◆ **APPLY WHAT YOU READ**:
a) In the passage on the Wim Hof Method, what is named as the third pillar?
b) Please condense the paragraph of the Wim Hof passage that begins "As Hof explains" into a short bulleted list that keeps its main points.
c) Copy everything in the Wim Hof passage from "Finally, and possibly" down to "he tells me.", and replace "website" with "homepage".

Finally, and possibly most challenging: commitment. “The third pillar is the foundation of the other two: both cold exposure and conscious breathing require patience and dedication in order to be fully mastered. Armed with focus and determination you are ready to explore and eventually master your own body and mind”, explains Hof’s website. According to the man himself, mentally willing your body temperature to stay high is enough for it to cooperate. “Mindset is a real neurological activity that is able to control our body so much more than we thought, and now I’m showing that in scientific studies”, he tells me.
As Hof explains, each of his method’s pillars offer great benefits; but together he believes they are “a key from nature”. “We are pure beings originally – only we are alienated therefrom; we have to go back to our pure selves, which is a deep understanding of the feeling and connection between the brain and the body”, he says emphatically. “It’s the belief that we are so much more capable of directing our lives, our mood, our health, and our strength; together with the right amount of energy, it’s all there. That is the way nature built us to be.”
I have to admit that, like Pickkers and Kox, my inner sceptic almost rolls her eyes at this; but Hof anticipates my reaction: “If I say, ‘Yes, I found the key, it was in nature and now it is here for you all’, and they say, ‘That man is crazy’, I can understand that, because many people promise things or say things for their own benefit; but this is based in science. It is rooted and backed up by science – by pure, non-speculative data.” Touché. I’m no scientist (in fact, I have to ask a doctor friend whose brain is more scientifically inclined than my own to explain much of the material I come across while researching Wim Hof and his Method), but even I’m swayed by the persuasive power of cold, hard evidence (excuse the pun).

(Dataset entries)
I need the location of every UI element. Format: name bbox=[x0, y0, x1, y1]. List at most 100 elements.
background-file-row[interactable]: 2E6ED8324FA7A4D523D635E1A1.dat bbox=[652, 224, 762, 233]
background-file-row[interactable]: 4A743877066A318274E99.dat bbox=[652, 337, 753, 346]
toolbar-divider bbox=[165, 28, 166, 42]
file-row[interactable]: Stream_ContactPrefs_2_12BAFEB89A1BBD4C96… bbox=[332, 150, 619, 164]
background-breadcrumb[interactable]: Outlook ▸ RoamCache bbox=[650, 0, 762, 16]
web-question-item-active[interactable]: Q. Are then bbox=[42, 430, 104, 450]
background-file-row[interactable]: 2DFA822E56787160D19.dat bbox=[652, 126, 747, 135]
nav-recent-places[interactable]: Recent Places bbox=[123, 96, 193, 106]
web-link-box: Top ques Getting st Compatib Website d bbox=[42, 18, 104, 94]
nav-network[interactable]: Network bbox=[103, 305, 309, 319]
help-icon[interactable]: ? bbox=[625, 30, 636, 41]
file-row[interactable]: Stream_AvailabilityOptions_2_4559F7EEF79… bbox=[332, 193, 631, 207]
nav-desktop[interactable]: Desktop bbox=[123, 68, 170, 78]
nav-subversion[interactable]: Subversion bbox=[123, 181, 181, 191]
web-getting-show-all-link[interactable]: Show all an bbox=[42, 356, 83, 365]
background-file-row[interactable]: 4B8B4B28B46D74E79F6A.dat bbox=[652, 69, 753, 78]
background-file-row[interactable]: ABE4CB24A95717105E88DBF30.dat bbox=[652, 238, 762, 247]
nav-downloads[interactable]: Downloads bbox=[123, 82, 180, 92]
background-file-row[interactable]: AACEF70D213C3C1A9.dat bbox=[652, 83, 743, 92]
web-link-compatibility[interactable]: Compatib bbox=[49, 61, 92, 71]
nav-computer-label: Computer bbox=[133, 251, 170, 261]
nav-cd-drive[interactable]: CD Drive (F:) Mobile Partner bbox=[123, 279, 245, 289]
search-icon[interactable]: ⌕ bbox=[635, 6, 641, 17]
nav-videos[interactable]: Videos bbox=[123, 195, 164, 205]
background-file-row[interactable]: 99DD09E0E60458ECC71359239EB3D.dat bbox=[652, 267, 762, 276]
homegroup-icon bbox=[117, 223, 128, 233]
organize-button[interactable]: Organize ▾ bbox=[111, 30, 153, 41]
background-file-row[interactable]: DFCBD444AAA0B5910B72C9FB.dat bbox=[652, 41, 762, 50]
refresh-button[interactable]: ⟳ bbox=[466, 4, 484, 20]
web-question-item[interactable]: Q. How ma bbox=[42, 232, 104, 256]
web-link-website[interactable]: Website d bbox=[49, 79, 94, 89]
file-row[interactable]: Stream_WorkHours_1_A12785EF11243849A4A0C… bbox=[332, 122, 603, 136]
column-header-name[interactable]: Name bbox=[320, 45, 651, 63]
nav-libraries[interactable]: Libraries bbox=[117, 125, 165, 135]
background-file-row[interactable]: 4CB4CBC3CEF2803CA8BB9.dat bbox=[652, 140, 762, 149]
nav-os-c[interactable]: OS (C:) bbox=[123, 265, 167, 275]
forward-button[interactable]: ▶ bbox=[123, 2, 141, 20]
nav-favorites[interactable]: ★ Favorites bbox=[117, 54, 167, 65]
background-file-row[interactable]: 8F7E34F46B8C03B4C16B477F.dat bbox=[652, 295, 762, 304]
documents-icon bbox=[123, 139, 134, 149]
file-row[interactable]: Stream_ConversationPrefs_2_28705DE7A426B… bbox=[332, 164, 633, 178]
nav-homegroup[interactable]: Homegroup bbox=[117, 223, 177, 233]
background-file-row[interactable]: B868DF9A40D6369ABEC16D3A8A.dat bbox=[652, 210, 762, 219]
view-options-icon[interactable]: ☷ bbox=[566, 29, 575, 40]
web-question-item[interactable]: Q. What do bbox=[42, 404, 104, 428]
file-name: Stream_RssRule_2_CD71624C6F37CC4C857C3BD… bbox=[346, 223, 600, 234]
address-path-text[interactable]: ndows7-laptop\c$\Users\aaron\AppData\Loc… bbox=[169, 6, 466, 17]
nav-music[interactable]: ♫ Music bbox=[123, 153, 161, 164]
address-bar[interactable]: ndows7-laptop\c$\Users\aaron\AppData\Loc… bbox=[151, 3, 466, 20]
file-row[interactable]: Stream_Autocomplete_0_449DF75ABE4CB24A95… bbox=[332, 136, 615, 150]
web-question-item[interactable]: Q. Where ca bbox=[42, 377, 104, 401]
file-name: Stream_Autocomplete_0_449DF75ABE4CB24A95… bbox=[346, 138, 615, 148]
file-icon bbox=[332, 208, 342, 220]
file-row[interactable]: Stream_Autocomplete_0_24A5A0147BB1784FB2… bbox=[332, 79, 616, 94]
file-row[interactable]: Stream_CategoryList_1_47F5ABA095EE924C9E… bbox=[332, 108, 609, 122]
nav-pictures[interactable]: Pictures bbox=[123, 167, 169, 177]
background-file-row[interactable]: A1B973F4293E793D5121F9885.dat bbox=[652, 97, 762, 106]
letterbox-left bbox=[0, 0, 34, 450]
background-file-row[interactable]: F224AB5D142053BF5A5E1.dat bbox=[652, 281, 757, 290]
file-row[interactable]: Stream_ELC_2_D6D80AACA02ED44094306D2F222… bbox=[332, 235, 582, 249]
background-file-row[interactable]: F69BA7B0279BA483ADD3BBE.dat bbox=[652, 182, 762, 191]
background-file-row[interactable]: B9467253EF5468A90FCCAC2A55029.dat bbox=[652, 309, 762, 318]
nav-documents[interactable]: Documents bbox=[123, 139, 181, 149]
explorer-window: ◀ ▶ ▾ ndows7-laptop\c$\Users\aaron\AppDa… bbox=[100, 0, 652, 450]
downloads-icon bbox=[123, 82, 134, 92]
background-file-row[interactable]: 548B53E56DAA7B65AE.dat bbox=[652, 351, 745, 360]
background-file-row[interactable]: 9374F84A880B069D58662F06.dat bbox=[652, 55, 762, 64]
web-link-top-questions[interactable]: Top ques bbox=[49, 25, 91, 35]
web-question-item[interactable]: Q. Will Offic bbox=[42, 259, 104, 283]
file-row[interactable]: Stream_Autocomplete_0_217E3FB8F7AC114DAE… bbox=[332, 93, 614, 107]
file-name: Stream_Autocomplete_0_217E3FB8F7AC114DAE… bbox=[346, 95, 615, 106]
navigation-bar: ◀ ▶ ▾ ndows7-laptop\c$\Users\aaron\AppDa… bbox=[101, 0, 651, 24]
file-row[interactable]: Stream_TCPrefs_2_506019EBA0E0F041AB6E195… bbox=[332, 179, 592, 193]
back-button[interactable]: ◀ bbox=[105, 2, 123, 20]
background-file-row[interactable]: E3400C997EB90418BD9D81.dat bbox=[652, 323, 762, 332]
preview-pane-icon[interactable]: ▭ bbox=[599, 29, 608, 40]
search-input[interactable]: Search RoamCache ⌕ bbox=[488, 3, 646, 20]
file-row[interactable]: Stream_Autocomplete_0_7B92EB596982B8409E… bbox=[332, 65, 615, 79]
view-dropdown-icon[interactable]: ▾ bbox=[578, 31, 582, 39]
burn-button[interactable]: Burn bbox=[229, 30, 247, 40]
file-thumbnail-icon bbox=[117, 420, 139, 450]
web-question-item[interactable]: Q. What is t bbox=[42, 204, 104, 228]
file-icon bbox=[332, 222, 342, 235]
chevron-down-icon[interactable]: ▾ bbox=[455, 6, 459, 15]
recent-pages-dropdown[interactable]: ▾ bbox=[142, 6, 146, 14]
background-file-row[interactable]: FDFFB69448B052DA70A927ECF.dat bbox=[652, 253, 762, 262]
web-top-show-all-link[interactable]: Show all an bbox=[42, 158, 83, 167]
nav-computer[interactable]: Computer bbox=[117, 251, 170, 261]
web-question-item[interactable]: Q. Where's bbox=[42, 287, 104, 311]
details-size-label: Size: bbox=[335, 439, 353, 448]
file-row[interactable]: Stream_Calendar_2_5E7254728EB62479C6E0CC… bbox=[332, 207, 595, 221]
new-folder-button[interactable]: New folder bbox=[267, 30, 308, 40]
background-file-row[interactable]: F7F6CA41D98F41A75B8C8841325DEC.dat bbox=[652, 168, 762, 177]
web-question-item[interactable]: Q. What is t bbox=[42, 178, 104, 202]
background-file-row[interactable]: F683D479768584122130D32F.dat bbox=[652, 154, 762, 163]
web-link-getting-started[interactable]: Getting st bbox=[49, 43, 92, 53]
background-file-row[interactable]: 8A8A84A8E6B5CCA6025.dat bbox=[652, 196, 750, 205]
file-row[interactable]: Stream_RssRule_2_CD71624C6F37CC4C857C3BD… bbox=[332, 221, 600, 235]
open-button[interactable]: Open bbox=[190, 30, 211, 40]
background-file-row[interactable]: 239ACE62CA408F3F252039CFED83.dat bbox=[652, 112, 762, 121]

◆ **RESPONSES BY TASK**:
a) Commitment.

b)
- Hof says each pillar of his method offers great benefits, and together they are "a key from nature."
- He argues that people are pure beings by origin but have become alienated from that state.
- Returning to that pure self means deeply understanding the feeling and connection between brain and body.
- He holds that we can direct our lives, mood, health and strength far more than we think, which is how nature built us.

c)
Finally, and possibly most challenging: commitment. “The third pillar is the foundation of the other two: both cold exposure and conscious breathing require patience and dedication in order to be fully mastered. Armed with focus and determination you are ready to explore and eventually master your own body and mind”, explains Hof’s homepage. According to the man himself, mentally willing your body temperature to stay high is enough for it to cooperate. “Mindset is a real neurological activity that is able to control our body so much more than we thought, and now I’m showing that in scientific studies”, he tells me.